▶ Aim of the task
Transcribe the entries that follow exactly as they appear, minus pictures.

▶ Dataset records
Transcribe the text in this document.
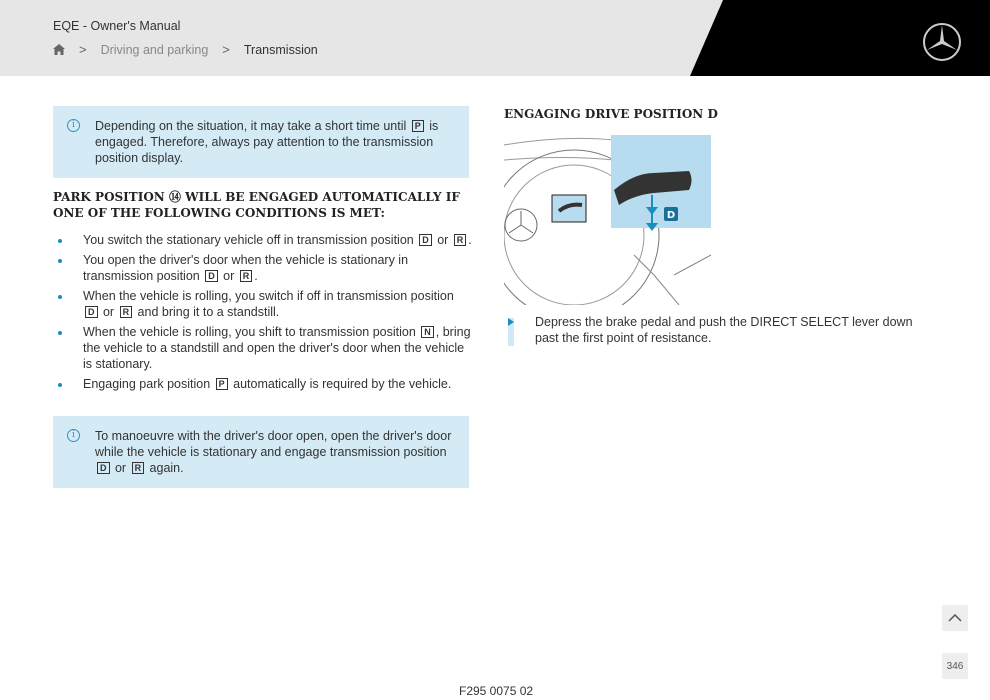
EQE - Owner's Manual
> Driving and parking > Transmission
i	Depending on the situation, it may take a short time until P is engaged. Therefore, always pay attention to the transmission position display.
PARK POSITION ⑭ WILL BE ENGAGED AUTOMATICALLY IF ONE OF THE FOLLOWING CONDITIONS IS MET:
You switch the stationary vehicle off in transmission position D or R .
You open the driver's door when the vehicle is stationary in transmission position D or R .
When the vehicle is rolling, you switch if off in transmission position D or R and bring it to a standstill.
When the vehicle is rolling, you shift to transmission position N , bring the vehicle to a standstill and open the driver's door when the vehicle is stationary.
Engaging park position P automatically is required by the vehicle.
i	To manoeuvre with the driver's door open, open the driver's door while the vehicle is stationary and engage transmission position D or R again.
ENGAGING DRIVE POSITION D
D
Depress the brake pedal and push the DIRECT SELECT lever down past the first point of resistance.
346
F295 0075 02
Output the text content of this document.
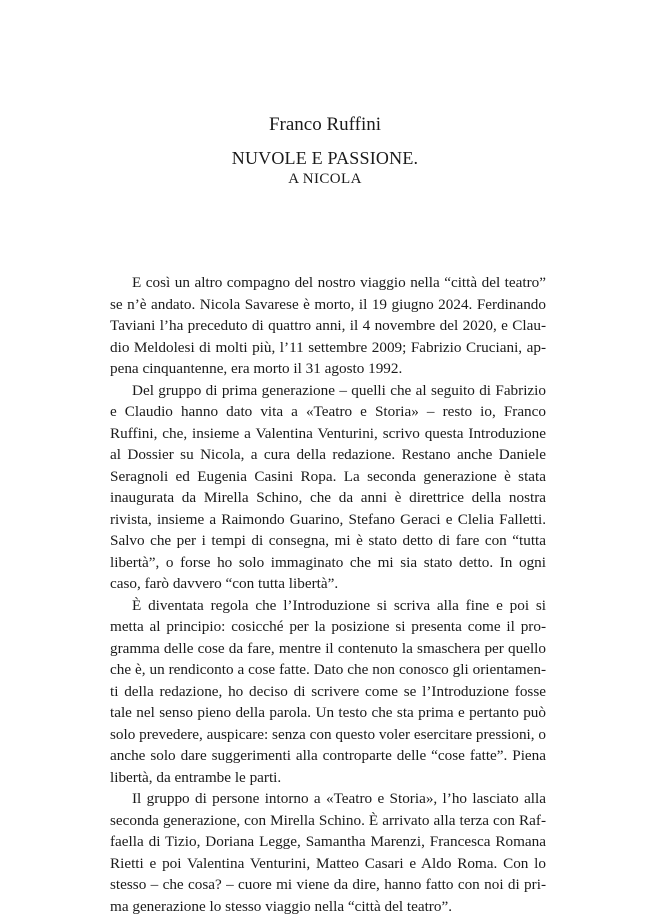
Franco Ruffini
NUVOLE E PASSIONE.
A NICOLA

E così un altro compagno del nostro viaggio nella “città del teatro” se n’è andato. Nicola Savarese è morto, il 19 giugno 2024. Ferdinando Taviani l’ha preceduto di quattro anni, il 4 novembre del 2020, e Claudio Meldolesi di molti più, l’11 settembre 2009; Fabrizio Cruciani, appena cinquantenne, era morto il 31 agosto 1992.

Del gruppo di prima generazione – quelli che al seguito di Fabrizio e Claudio hanno dato vita a «Teatro e Storia» – resto io, Franco Ruffini, che, insieme a Valentina Venturini, scrivo questa Introduzione al Dossier su Nicola, a cura della redazione. Restano anche Daniele Seragnoli ed Eugenia Casini Ropa. La seconda generazione è stata inaugurata da Mirella Schino, che da anni è direttrice della nostra rivista, insieme a Raimondo Guarino, Stefano Geraci e Clelia Falletti. Salvo che per i tempi di consegna, mi è stato detto di fare con “tutta libertà”, o forse ho solo immaginato che mi sia stato detto. In ogni caso, farò davvero “con tutta libertà”.

È diventata regola che l’Introduzione si scriva alla fine e poi si metta al principio: cosicché per la posizione si presenta come il programma delle cose da fare, mentre il contenuto la smaschera per quello che è, un rendiconto a cose fatte. Dato che non conosco gli orientamenti della redazione, ho deciso di scrivere come se l’Introduzione fosse tale nel senso pieno della parola. Un testo che sta prima e pertanto può solo prevedere, auspicare: senza con questo voler esercitare pressioni, o anche solo dare suggerimenti alla controparte delle “cose fatte”. Piena libertà, da entrambe le parti.

Il gruppo di persone intorno a «Teatro e Storia», l’ho lasciato alla seconda generazione, con Mirella Schino. È arrivato alla terza con Raffaella di Tizio, Doriana Legge, Samantha Marenzi, Francesca Romana Rietti e poi Valentina Venturini, Matteo Casari e Aldo Roma. Con lo stesso – che cosa? – cuore mi viene da dire, hanno fatto con noi di prima generazione lo stesso viaggio nella “città del teatro”.
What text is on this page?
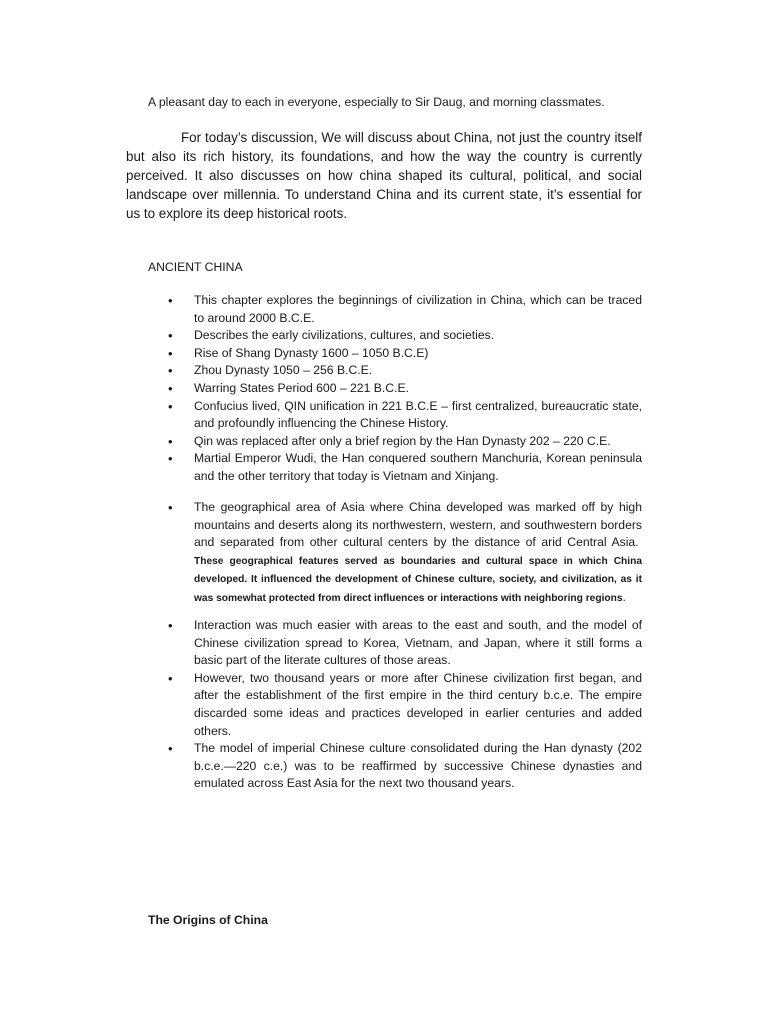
A pleasant day to each in everyone, especially to Sir Daug, and morning classmates.

For today’s discussion, We will discuss about China, not just the country itself but also its rich history, its foundations, and how the way the country is currently perceived. It also discusses on how china shaped its cultural, political, and social landscape over millennia. To understand China and its current state, it’s essential for us to explore its deep historical roots.

ANCIENT CHINA
• This chapter explores the beginnings of civilization in China, which can be traced to around 2000 B.C.E.
• Describes the early civilizations, cultures, and societies.
• Rise of Shang Dynasty 1600 – 1050 B.C.E)
• Zhou Dynasty 1050 – 256 B.C.E.
• Warring States Period 600 – 221 B.C.E.
• Confucius lived, QIN unification in 221 B.C.E – first centralized, bureaucratic state, and profoundly influencing the Chinese History.
• Qin was replaced after only a brief region by the Han Dynasty 202 – 220 C.E.
• Martial Emperor Wudi, the Han conquered southern Manchuria, Korean peninsula and the other territory that today is Vietnam and Xinjang.
• The geographical area of Asia where China developed was marked off by high mountains and deserts along its northwestern, western, and southwestern borders and separated from other cultural centers by the distance of arid Central Asia.  These geographical features served as boundaries and cultural space in which China developed. It influenced the development of Chinese culture, society, and civilization, as it was somewhat protected from direct influences or interactions with neighboring regions.
• Interaction was much easier with areas to the east and south, and the model of Chinese civilization spread to Korea, Vietnam, and Japan, where it still forms a basic part of the literate cultures of those areas.
• However, two thousand years or more after Chinese civilization first began, and after the establishment of the first empire in the third century b.c.e. The empire discarded some ideas and practices developed in earlier centuries and added others.
• The model of imperial Chinese culture consolidated during the Han dynasty (202 b.c.e.—220 c.e.) was to be reaffirmed by successive Chinese dynasties and emulated across East Asia for the next two thousand years.
The Origins of China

▶ Correct answer
Transcribe the text in this document.
EQE - Owner's Manual
> Driving and parking > Transmission
i	Depending on the situation, it may take a short time until P is engaged. Therefore, always pay attention to the transmission position display.
PARK POSITION ⑭ WILL BE ENGAGED AUTOMATICALLY IF ONE OF THE FOLLOWING CONDITIONS IS MET:
You switch the stationary vehicle off in transmission position D or R .
You open the driver's door when the vehicle is stationary in transmission position D or R .
When the vehicle is rolling, you switch if off in transmission position D or R and bring it to a standstill.
When the vehicle is rolling, you shift to transmission position N , bring the vehicle to a standstill and open the driver's door when the vehicle is stationary.
Engaging park position P automatically is required by the vehicle.
i	To manoeuvre with the driver's door open, open the driver's door while the vehicle is stationary and engage transmission position D or R again.
ENGAGING DRIVE POSITION D
D
Depress the brake pedal and push the DIRECT SELECT lever down past the first point of resistance.
346
F295 0075 02
Output the text content of this document.
Franco Ruffini
NUVOLE E PASSIONE.
A NICOLA

E così un altro compagno del nostro viaggio nella “città del teatro” se n’è andato. Nicola Savarese è morto, il 19 giugno 2024. Ferdinando Taviani l’ha preceduto di quattro anni, il 4 novembre del 2020, e Claudio Meldolesi di molti più, l’11 settembre 2009; Fabrizio Cruciani, appena cinquantenne, era morto il 31 agosto 1992.

Del gruppo di prima generazione – quelli che al seguito di Fabrizio e Claudio hanno dato vita a «Teatro e Storia» – resto io, Franco Ruffini, che, insieme a Valentina Venturini, scrivo questa Introduzione al Dossier su Nicola, a cura della redazione. Restano anche Daniele Seragnoli ed Eugenia Casini Ropa. La seconda generazione è stata inaugurata da Mirella Schino, che da anni è direttrice della nostra rivista, insieme a Raimondo Guarino, Stefano Geraci e Clelia Falletti. Salvo che per i tempi di consegna, mi è stato detto di fare con “tutta libertà”, o forse ho solo immaginato che mi sia stato detto. In ogni caso, farò davvero “con tutta libertà”.

È diventata regola che l’Introduzione si scriva alla fine e poi si metta al principio: cosicché per la posizione si presenta come il programma delle cose da fare, mentre il contenuto la smaschera per quello che è, un rendiconto a cose fatte. Dato che non conosco gli orientamenti della redazione, ho deciso di scrivere come se l’Introduzione fosse tale nel senso pieno della parola. Un testo che sta prima e pertanto può solo prevedere, auspicare: senza con questo voler esercitare pressioni, o anche solo dare suggerimenti alla controparte delle “cose fatte”. Piena libertà, da entrambe le parti.

Il gruppo di persone intorno a «Teatro e Storia», l’ho lasciato alla seconda generazione, con Mirella Schino. È arrivato alla terza con Raffaella di Tizio, Doriana Legge, Samantha Marenzi, Francesca Romana Rietti e poi Valentina Venturini, Matteo Casari e Aldo Roma. Con lo stesso – che cosa? – cuore mi viene da dire, hanno fatto con noi di prima generazione lo stesso viaggio nella “città del teatro”.
What text is on this page?
A pleasant day to each in everyone, especially to Sir Daug, and morning classmates.

For today’s discussion, We will discuss about China, not just the country itself but also its rich history, its foundations, and how the way the country is currently perceived. It also discusses on how china shaped its cultural, political, and social landscape over millennia. To understand China and its current state, it’s essential for us to explore its deep historical roots.

ANCIENT CHINA
• This chapter explores the beginnings of civilization in China, which can be traced to around 2000 B.C.E.
• Describes the early civilizations, cultures, and societies.
• Rise of Shang Dynasty 1600 – 1050 B.C.E)
• Zhou Dynasty 1050 – 256 B.C.E.
• Warring States Period 600 – 221 B.C.E.
• Confucius lived, QIN unification in 221 B.C.E – first centralized, bureaucratic state, and profoundly influencing the Chinese History.
• Qin was replaced after only a brief region by the Han Dynasty 202 – 220 C.E.
• Martial Emperor Wudi, the Han conquered southern Manchuria, Korean peninsula and the other territory that today is Vietnam and Xinjang.
• The geographical area of Asia where China developed was marked off by high mountains and deserts along its northwestern, western, and southwestern borders and separated from other cultural centers by the distance of arid Central Asia.  These geographical features served as boundaries and cultural space in which China developed. It influenced the development of Chinese culture, society, and civilization, as it was somewhat protected from direct influences or interactions with neighboring regions.
• Interaction was much easier with areas to the east and south, and the model of Chinese civilization spread to Korea, Vietnam, and Japan, where it still forms a basic part of the literate cultures of those areas.
• However, two thousand years or more after Chinese civilization first began, and after the establishment of the first empire in the third century b.c.e. The empire discarded some ideas and practices developed in earlier centuries and added others.
• The model of imperial Chinese culture consolidated during the Han dynasty (202 b.c.e.—220 c.e.) was to be reaffirmed by successive Chinese dynasties and emulated across East Asia for the next two thousand years.
The Origins of China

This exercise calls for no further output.